(Revista Pergunte e Responderemos, PR 134/1971)
Joana d’Arc: Igreja condena e Igreja reabilita?
Em síntese: A figura de Joana d’Arc (1412-1431) se coloca no contexto da Guerra dos Cem Anos (1337-1453) entre a França e a Inglaterra. Em 1428, quando a causa da França parecia irrevogavelmente perdida, Joana d’Arc, camponesa iletrada dirigida por vozes celestes, conseguiu o favor das autoridades francesas. Estas lhe concederam tropas, com as quais levantou o cerco de Orleães em 1429. A ação de Joana era fatal para a Inglaterra. Daí o interesse do poder inglês em eliminar a jovem guerreira. Já que a donzela se dizia movida por vozes celestes, o meio mais eficaz para condená-la naquela época era a acusação de que estava sob o poder de Satanás como bruxa, herege e impostora. Os ingleses conseguiram mover em seu favor o bispo de Beauvais, Pierre Cauchon, o qual constituiu um tribunal para julgar Joana d’Arc. Nem Cauchon nem os assessores que este chamou a si, em conivência com os maiorais da Inglaterra, possuíam autoridade legítima ou delegação para falar em nome da Igreja. Condenaram finalmente Joana d’Arc, que apelava para o Papa e que certamente não teria sido condenada se houvesse sido apresentada às legitimas autoridades da Igreja. O processo de Joana d’Arc foi, portanto, ação do poder político inglês dissimulado sob pretextos religiosos. Não é, pois, para admirar que, uma vez passada a onda de anti-medievalismo dos séculos XVI-XVIII, a Igreja haja reabilitado a memória de Joana d’Arc.

### TAREFA PROPOSTA A
Reescreva a listagem do início até a linha que contém "grid-cell <box>924 164 958 206</box>", inclusive, substituindo "bboxes" por "caixas delimitadoras" e deixando todo o resto inalterado.

### MATERIAL DE ENTRADA
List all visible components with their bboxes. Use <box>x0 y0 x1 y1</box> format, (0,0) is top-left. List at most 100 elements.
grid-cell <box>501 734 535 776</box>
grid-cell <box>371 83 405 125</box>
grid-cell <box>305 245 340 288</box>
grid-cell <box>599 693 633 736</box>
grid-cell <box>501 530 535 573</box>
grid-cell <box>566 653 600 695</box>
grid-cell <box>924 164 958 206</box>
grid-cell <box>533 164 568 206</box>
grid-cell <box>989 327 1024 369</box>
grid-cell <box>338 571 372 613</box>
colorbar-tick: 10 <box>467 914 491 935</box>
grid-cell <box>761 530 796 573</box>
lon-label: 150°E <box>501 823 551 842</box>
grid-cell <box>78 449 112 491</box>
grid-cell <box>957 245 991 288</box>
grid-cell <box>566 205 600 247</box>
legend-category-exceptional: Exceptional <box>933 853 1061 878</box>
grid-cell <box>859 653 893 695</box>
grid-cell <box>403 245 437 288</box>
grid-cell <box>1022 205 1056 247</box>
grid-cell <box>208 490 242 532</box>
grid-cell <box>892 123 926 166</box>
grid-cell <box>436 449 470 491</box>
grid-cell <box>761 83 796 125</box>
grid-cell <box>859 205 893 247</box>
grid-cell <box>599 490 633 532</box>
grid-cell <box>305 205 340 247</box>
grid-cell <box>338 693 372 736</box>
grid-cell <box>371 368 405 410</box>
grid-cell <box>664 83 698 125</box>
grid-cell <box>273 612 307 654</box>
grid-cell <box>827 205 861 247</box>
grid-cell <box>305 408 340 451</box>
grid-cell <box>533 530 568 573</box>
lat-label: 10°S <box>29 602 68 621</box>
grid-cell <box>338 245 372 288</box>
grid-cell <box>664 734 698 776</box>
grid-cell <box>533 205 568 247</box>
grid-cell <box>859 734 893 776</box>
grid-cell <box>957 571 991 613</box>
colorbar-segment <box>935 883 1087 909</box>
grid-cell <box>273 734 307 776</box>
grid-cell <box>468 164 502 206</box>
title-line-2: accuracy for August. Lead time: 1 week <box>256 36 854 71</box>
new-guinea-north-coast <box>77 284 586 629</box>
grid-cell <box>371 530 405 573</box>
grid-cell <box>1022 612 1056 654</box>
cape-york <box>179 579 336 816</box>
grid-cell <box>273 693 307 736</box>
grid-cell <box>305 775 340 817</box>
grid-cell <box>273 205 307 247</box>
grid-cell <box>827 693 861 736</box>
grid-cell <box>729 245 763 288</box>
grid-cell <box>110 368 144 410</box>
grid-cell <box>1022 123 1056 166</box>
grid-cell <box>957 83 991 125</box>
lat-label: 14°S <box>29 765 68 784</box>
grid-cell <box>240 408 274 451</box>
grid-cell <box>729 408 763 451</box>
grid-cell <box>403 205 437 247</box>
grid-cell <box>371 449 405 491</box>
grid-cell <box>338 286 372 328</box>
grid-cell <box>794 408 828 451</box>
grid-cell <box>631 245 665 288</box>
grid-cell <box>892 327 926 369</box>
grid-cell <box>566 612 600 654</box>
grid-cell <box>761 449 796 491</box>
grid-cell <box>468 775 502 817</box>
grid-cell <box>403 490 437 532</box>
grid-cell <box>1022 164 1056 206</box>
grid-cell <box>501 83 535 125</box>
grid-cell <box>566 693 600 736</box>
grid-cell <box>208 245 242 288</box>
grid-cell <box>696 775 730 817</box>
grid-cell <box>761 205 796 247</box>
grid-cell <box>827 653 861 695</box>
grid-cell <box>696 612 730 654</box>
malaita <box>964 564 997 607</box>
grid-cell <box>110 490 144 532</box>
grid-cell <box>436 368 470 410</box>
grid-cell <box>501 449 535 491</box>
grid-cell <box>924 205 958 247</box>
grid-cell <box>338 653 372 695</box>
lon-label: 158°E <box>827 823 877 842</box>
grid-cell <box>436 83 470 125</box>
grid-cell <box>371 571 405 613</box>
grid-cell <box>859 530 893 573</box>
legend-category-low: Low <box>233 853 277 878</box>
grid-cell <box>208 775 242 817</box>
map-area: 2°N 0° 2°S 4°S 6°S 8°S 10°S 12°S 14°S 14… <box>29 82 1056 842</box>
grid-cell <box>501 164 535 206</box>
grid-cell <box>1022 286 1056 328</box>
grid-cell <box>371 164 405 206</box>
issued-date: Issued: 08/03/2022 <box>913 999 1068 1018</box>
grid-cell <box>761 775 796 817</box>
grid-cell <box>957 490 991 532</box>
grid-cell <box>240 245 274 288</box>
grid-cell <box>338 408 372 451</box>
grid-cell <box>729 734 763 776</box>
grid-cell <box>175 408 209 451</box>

### TAREFA PROPOSTA B
Como fica, em forma de lista, o parágrafo do texto sobre Joana d'Arc que começa com "Em síntese", mantendo seus fatos principais?

### RESPOSTA CORRETA A
List all visible components with their caixas delimitadoras. Use <box>x0 y0 x1 y1</box> format, (0,0) is top-left. List at most 100 elements.
grid-cell <box>501 734 535 776</box>
grid-cell <box>371 83 405 125</box>
grid-cell <box>305 245 340 288</box>
grid-cell <box>599 693 633 736</box>
grid-cell <box>501 530 535 573</box>
grid-cell <box>566 653 600 695</box>
grid-cell <box>924 164 958 206</box>

### RESPOSTA CORRETA B
- Joana d'Arc (1412-1431) situa-se no contexto da Guerra dos Cem Anos (1337-1453), entre a França e a Inglaterra.
- Em 1428, quando a causa francesa parecia perdida, essa camponesa iletrada, guiada por vozes celestes, obteve o favor das autoridades francesas, que lhe deram tropas.
- Com essas tropas, ela levantou o cerco de Orleães em 1429. Essa ação foi fatal para a Inglaterra, que passou a ter interesse em eliminá-la.
- Como ela se dizia movida por vozes celestes, o meio mais eficaz de condená-la, naquela época, era acusá-la de estar sob o poder de Satanás, como bruxa, herege e impostora.
- Os ingleses ganharam o apoio do bispo de Beauvais, Pierre Cauchon, que constituiu um tribunal para julgá-la.
- Nem Cauchon nem seus assessores, coniventes com os maiorais ingleses, tinham autoridade legítima ou delegação para falar em nome da Igreja.
- Joana, que apelava para o Papa, foi condenada. Certamente não o teria sido se fosse apresentada às legítimas autoridades da Igreja.
- O processo foi, portanto, uma ação do poder político inglês disfarçada sob pretextos religiosos.
- Por isso, passada a onda de anti-medievalismo dos séculos XVI-XVIII, a Igreja reabilitou a memória de Joana d'Arc.